[Task brief]
Exactly reproduce each line of the listing that follows.

[Dataset excerpts]
—————

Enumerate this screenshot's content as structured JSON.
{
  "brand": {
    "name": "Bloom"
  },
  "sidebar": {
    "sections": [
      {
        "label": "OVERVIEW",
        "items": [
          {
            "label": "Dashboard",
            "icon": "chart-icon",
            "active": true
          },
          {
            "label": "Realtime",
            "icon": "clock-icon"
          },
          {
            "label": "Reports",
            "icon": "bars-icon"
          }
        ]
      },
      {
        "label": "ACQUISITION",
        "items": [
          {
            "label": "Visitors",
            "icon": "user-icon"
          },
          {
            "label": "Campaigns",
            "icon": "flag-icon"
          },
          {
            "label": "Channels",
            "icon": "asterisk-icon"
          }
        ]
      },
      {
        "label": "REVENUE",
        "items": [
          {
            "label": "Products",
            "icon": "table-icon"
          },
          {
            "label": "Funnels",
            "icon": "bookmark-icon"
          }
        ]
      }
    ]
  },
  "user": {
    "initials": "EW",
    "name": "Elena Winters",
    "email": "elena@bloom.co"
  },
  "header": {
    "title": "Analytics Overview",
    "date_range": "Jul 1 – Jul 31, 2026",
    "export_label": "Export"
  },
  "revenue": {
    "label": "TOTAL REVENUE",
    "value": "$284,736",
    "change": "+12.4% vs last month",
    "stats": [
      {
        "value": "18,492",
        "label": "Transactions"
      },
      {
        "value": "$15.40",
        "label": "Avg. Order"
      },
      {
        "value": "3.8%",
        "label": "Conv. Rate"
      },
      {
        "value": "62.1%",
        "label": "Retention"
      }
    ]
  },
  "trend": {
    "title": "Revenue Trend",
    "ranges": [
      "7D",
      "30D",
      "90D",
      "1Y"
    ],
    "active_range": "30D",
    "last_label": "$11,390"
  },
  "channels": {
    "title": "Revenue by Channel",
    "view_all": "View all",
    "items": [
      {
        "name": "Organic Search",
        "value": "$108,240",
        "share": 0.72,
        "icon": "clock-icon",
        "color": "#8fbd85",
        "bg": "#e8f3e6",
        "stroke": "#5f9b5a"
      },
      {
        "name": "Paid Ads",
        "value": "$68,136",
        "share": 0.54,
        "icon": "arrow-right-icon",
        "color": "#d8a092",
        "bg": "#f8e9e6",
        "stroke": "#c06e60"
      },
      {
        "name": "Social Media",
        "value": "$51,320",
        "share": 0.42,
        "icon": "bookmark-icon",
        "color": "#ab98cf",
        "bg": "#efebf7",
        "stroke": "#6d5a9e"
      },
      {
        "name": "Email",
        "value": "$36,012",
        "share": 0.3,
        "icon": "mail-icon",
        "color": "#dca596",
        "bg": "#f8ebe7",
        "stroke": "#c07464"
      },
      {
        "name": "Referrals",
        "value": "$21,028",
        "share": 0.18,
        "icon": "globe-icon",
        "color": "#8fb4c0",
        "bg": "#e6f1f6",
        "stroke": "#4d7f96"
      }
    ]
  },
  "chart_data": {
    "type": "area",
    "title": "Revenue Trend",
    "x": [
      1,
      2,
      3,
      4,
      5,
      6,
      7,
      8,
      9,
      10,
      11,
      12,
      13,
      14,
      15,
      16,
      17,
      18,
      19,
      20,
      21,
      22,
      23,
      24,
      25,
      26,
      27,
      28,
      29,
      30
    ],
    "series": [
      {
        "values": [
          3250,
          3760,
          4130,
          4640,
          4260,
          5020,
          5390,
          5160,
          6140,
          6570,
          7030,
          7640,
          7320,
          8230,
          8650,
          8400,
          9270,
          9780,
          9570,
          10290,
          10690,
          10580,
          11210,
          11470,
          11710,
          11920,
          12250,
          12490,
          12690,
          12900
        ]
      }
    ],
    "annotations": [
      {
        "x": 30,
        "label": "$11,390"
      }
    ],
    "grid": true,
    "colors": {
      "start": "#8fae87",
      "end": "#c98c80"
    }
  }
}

—————

[Written response]
Enumerate this screenshot's content as structured JSON.
{
  "brand": {
    "name": "Bloom"
  },
  "sidebar": {
    "sections": [
      {
        "label": "OVERVIEW",
        "items": [
          {
            "label": "Dashboard",
            "icon": "chart-icon",
            "active": true
          },
          {
            "label": "Realtime",
            "icon": "clock-icon"
          },
          {
            "label": "Reports",
            "icon": "bars-icon"
          }
        ]
      },
      {
        "label": "ACQUISITION",
        "items": [
          {
            "label": "Visitors",
            "icon": "user-icon"
          },
          {
            "label": "Campaigns",
            "icon": "flag-icon"
          },
          {
            "label": "Channels",
            "icon": "asterisk-icon"
          }
        ]
      },
      {
        "label": "REVENUE",
        "items": [
          {
            "label": "Products",
            "icon": "table-icon"
          },
          {
            "label": "Funnels",
            "icon": "bookmark-icon"
          }
        ]
      }
    ]
  },
  "user": {
    "initials": "EW",
    "name": "Elena Winters",
    "email": "elena@bloom.co"
  },
  "header": {
    "title": "Analytics Overview",
    "date_range": "Jul 1 – Jul 31, 2026",
    "export_label": "Export"
  },
  "revenue": {
    "label": "TOTAL REVENUE",
    "value": "$284,736",
    "change": "+12.4% vs last month",
    "stats": [
      {
        "value": "18,492",
        "label": "Transactions"
      },
      {
        "value": "$15.40",
        "label": "Avg. Order"
      },
      {
        "value": "3.8%",
        "label": "Conv. Rate"
      },
      {
        "value": "62.1%",
        "label": "Retention"
      }
    ]
  },
  "trend": {
    "title": "Revenue Trend",
    "ranges": [
      "7D",
      "30D",
      "90D",
      "1Y"
    ],
    "active_range": "30D",
    "last_label": "$11,390"
  },
  "channels": {
    "title": "Revenue by Channel",
    "view_all": "View all",
    "items": [
      {
        "name": "Organic Search",
        "value": "$108,240",
        "share": 0.72,
        "icon": "clock-icon",
        "color": "#8fbd85",
        "bg": "#e8f3e6",
        "stroke": "#5f9b5a"
      },
      {
        "name": "Paid Ads",
        "value": "$68,136",
        "share": 0.54,
        "icon": "arrow-right-icon",
        "color": "#d8a092",
        "bg": "#f8e9e6",
        "stroke": "#c06e60"
      },
      {
        "name": "Social Media",
        "value": "$51,320",
        "share": 0.42,
        "icon": "bookmark-icon",
        "color": "#ab98cf",
        "bg": "#efebf7",
        "stroke": "#6d5a9e"
      },
      {
        "name": "Email",
        "value": "$36,012",
        "share": 0.3,
        "icon": "mail-icon",
        "color": "#dca596",
        "bg": "#f8ebe7",
        "stroke": "#c07464"
      },
      {
        "name": "Referrals",
        "value": "$21,028",
        "share": 0.18,
        "icon": "globe-icon",
        "color": "#8fb4c0",
        "bg": "#e6f1f6",
        "stroke": "#4d7f96"
      }
    ]
  },
  "chart_data": {
    "type": "area",
    "title": "Revenue Trend",
    "x": [
      1,
      2,
      3,
      4,
      5,
      6,
      7,
      8,
      9,
      10,
      11,
      12,
      13,
      14,
      15,
      16,
      17,
      18,
      19,
      20,
      21,
      22,
      23,
      24,
      25,
      26,
      27,
      28,
      29,
      30
    ],
    "series": [
      {
        "values": [
          3250,
          3760,
          4130,
          4640,
          4260,
          5020,
          5390,
          5160,
          6140,
          6570,
          7030,
          7640,
          7320,
          8230,
          8650,
          8400,
          9270,
          9780,
          9570,
          10290,
          10690,
          10580,
          11210,
          11470,
          11710,
          11920,
          12250,
          12490,
          12690,
          12900
        ]
      }
    ],
    "annotations": [
      {
        "x": 30,
        "label": "$11,390"
      }
    ],
    "grid": true,
    "colors": {
      "start": "#8fae87",
      "end": "#c98c80"
    }
  }
}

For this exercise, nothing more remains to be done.